**Work instructions:** Check each line for the word "Thanthu" and give how many have it. Say nothing else.

━━━━━━━━

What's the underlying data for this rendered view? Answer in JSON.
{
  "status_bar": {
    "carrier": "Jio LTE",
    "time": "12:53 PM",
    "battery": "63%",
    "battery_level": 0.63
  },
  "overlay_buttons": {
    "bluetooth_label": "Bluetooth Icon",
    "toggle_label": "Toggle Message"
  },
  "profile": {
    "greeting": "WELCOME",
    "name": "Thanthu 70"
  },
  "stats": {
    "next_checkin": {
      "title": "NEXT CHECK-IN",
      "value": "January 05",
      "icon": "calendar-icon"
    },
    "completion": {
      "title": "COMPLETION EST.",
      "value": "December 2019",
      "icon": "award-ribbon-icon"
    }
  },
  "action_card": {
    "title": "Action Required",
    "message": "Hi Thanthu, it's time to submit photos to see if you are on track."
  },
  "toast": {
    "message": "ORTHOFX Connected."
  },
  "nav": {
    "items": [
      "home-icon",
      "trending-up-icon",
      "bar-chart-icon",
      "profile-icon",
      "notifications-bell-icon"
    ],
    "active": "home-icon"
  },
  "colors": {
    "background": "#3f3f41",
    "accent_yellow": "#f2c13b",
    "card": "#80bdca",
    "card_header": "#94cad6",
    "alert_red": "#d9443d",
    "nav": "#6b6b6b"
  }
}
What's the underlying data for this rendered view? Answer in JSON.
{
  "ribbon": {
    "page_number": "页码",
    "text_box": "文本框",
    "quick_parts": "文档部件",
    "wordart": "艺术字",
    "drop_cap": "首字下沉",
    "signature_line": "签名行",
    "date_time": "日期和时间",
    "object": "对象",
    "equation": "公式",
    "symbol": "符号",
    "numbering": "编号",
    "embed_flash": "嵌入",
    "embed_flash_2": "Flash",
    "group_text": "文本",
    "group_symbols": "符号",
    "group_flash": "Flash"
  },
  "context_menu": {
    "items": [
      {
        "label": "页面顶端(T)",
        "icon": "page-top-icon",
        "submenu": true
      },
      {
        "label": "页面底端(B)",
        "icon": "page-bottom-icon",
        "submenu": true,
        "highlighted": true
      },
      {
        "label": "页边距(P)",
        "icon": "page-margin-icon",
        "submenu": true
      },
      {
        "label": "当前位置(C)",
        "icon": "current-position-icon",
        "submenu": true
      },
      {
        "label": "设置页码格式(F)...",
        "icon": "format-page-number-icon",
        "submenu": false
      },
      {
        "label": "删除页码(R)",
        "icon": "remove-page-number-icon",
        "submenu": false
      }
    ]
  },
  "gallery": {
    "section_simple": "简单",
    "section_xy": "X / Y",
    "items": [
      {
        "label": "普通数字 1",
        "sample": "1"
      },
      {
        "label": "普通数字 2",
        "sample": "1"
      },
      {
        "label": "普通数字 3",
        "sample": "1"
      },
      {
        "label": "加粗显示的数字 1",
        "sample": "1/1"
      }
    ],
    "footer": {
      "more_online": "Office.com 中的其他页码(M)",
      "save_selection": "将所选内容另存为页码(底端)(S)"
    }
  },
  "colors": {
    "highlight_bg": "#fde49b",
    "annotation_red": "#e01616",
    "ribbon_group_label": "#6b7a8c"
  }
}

━━━━━━━━

**Completed task:** 2